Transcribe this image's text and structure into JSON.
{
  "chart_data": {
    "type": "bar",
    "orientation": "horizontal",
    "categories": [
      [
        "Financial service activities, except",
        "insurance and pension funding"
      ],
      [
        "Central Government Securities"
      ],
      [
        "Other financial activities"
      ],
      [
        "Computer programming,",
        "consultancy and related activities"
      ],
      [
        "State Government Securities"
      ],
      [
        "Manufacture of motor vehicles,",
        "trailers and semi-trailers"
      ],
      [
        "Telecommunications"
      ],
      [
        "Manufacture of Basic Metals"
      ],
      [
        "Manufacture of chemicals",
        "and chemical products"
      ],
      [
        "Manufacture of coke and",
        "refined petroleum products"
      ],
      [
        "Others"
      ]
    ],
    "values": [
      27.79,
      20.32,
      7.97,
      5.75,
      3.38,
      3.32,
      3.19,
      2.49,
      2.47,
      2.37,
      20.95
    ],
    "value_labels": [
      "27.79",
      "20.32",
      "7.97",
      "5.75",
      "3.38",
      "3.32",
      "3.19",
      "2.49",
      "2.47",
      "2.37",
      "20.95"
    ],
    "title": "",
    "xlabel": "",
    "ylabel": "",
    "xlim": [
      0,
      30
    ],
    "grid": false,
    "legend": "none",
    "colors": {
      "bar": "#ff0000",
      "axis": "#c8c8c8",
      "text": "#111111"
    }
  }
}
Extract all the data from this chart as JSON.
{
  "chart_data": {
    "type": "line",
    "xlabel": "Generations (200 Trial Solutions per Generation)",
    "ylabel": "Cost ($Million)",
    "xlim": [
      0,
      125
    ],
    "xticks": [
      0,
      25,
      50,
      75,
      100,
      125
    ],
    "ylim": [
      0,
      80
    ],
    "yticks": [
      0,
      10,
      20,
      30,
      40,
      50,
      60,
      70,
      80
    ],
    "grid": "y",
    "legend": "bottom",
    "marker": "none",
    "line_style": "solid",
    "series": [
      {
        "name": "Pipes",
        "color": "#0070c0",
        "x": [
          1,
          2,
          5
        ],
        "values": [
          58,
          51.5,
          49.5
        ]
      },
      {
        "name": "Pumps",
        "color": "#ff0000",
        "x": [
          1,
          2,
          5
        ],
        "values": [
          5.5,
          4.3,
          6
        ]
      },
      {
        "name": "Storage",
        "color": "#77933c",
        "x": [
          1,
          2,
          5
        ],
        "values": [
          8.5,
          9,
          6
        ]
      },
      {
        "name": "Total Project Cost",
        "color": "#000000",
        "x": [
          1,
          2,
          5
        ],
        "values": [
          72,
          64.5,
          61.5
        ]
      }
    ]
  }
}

= = = = =

▶ _Written instruction_
Output the full listing exactly as it stands.

▶ _Problem solution_
Transcribe this image's text and structure into JSON.
{
  "chart_data": {
    "type": "bar",
    "orientation": "horizontal",
    "categories": [
      [
        "Financial service activities, except",
        "insurance and pension funding"
      ],
      [
        "Central Government Securities"
      ],
      [
        "Other financial activities"
      ],
      [
        "Computer programming,",
        "consultancy and related activities"
      ],
      [
        "State Government Securities"
      ],
      [
        "Manufacture of motor vehicles,",
        "trailers and semi-trailers"
      ],
      [
        "Telecommunications"
      ],
      [
        "Manufacture of Basic Metals"
      ],
      [
        "Manufacture of chemicals",
        "and chemical products"
      ],
      [
        "Manufacture of coke and",
        "refined petroleum products"
      ],
      [
        "Others"
      ]
    ],
    "values": [
      27.79,
      20.32,
      7.97,
      5.75,
      3.38,
      3.32,
      3.19,
      2.49,
      2.47,
      2.37,
      20.95
    ],
    "value_labels": [
      "27.79",
      "20.32",
      "7.97",
      "5.75",
      "3.38",
      "3.32",
      "3.19",
      "2.49",
      "2.47",
      "2.37",
      "20.95"
    ],
    "title": "",
    "xlabel": "",
    "ylabel": "",
    "xlim": [
      0,
      30
    ],
    "grid": false,
    "legend": "none",
    "colors": {
      "bar": "#ff0000",
      "axis": "#c8c8c8",
      "text": "#111111"
    }
  }
}
Extract all the data from this chart as JSON.
{
  "chart_data": {
    "type": "line",
    "xlabel": "Generations (200 Trial Solutions per Generation)",
    "ylabel": "Cost ($Million)",
    "xlim": [
      0,
      125
    ],
    "xticks": [
      0,
      25,
      50,
      75,
      100,
      125
    ],
    "ylim": [
      0,
      80
    ],
    "yticks": [
      0,
      10,
      20,
      30,
      40,
      50,
      60,
      70,
      80
    ],
    "grid": "y",
    "legend": "bottom",
    "marker": "none",
    "line_style": "solid",
    "series": [
      {
        "name": "Pipes",
        "color": "#0070c0",
        "x": [
          1,
          2,
          5
        ],
        "values": [
          58,
          51.5,
          49.5
        ]
      },
      {
        "name": "Pumps",
        "color": "#ff0000",
        "x": [
          1,
          2,
          5
        ],
        "values": [
          5.5,
          4.3,
          6
        ]
      },
      {
        "name": "Storage",
        "color": "#77933c",
        "x": [
          1,
          2,
          5
        ],
        "values": [
          8.5,
          9,
          6
        ]
      },
      {
        "name": "Total Project Cost",
        "color": "#000000",
        "x": [
          1,
          2,
          5
        ],
        "values": [
          72,
          64.5,
          61.5
        ]
      }
    ]
  }
}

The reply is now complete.